### [DATA ROWS]
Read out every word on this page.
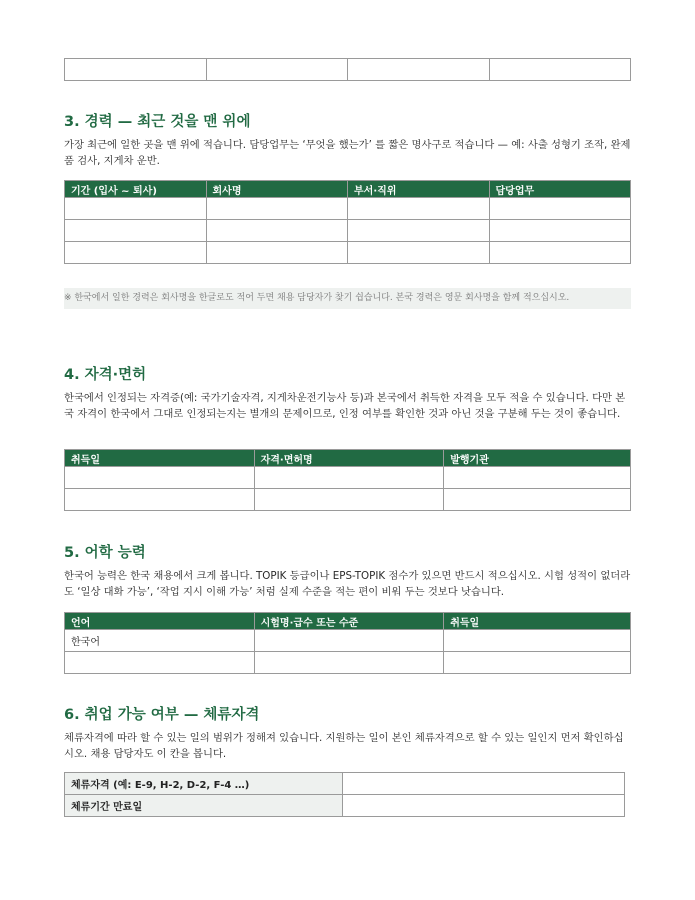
3. 경력 — 최근 것을 맨 위에

가장 최근에 일한 곳을 맨 위에 적습니다. 담당업무는 ‘무엇을 했는가’ 를 짧은 명사구로 적습니다 — 예: 사출 성형기 조작, 완제품 검사, 지게차 운반.

기간 (입사 ~ 퇴사)	회사명	부서·직위	담당업무

※ 한국에서 일한 경력은 회사명을 한글로도 적어 두면 채용 담당자가 찾기 쉽습니다. 본국 경력은 영문 회사명을 함께 적으십시오.
4. 자격·면허

한국에서 인정되는 자격증(예: 국가기술자격, 지게차운전기능사 등)과 본국에서 취득한 자격을 모두 적을 수 있습니다. 다만 본국 자격이 한국에서 그대로 인정되는지는 별개의 문제이므로, 인정 여부를 확인한 것과 아닌 것을 구분해 두는 것이 좋습니다.

취득일	자격·면허명	발행기관

5. 어학 능력

한국어 능력은 한국 채용에서 크게 봅니다. TOPIK 등급이나 EPS-TOPIK 점수가 있으면 반드시 적으십시오. 시험 성적이 없더라도 ‘일상 대화 가능’, ‘작업 지시 이해 가능’ 처럼 실제 수준을 적는 편이 비워 두는 것보다 낫습니다.

언어	시험명·급수 또는 수준	취득일
한국어		

6. 취업 가능 여부 — 체류자격

체류자격에 따라 할 수 있는 일의 범위가 정해져 있습니다. 지원하는 일이 본인 체류자격으로 할 수 있는 일인지 먼저 확인하십시오. 채용 담당자도 이 칸을 봅니다.

체류자격 (예: E-9, H-2, D-2, F-4 …)	
체류기간 만료일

### [DIRECTION]
Return the entries unchanged, save for the pictures, which do not belong in the copy.

### [EXERCISE RESPONSE]
Read out every word on this page.
3. 경력 — 최근 것을 맨 위에

가장 최근에 일한 곳을 맨 위에 적습니다. 담당업무는 ‘무엇을 했는가’ 를 짧은 명사구로 적습니다 — 예: 사출 성형기 조작, 완제품 검사, 지게차 운반.

기간 (입사 ~ 퇴사)	회사명	부서·직위	담당업무

※ 한국에서 일한 경력은 회사명을 한글로도 적어 두면 채용 담당자가 찾기 쉽습니다. 본국 경력은 영문 회사명을 함께 적으십시오.
4. 자격·면허

한국에서 인정되는 자격증(예: 국가기술자격, 지게차운전기능사 등)과 본국에서 취득한 자격을 모두 적을 수 있습니다. 다만 본국 자격이 한국에서 그대로 인정되는지는 별개의 문제이므로, 인정 여부를 확인한 것과 아닌 것을 구분해 두는 것이 좋습니다.

취득일	자격·면허명	발행기관

5. 어학 능력

한국어 능력은 한국 채용에서 크게 봅니다. TOPIK 등급이나 EPS-TOPIK 점수가 있으면 반드시 적으십시오. 시험 성적이 없더라도 ‘일상 대화 가능’, ‘작업 지시 이해 가능’ 처럼 실제 수준을 적는 편이 비워 두는 것보다 낫습니다.

언어	시험명·급수 또는 수준	취득일
한국어		

6. 취업 가능 여부 — 체류자격

체류자격에 따라 할 수 있는 일의 범위가 정해져 있습니다. 지원하는 일이 본인 체류자격으로 할 수 있는 일인지 먼저 확인하십시오. 채용 담당자도 이 칸을 봅니다.

체류자격 (예: E-9, H-2, D-2, F-4 …)	
체류기간 만료일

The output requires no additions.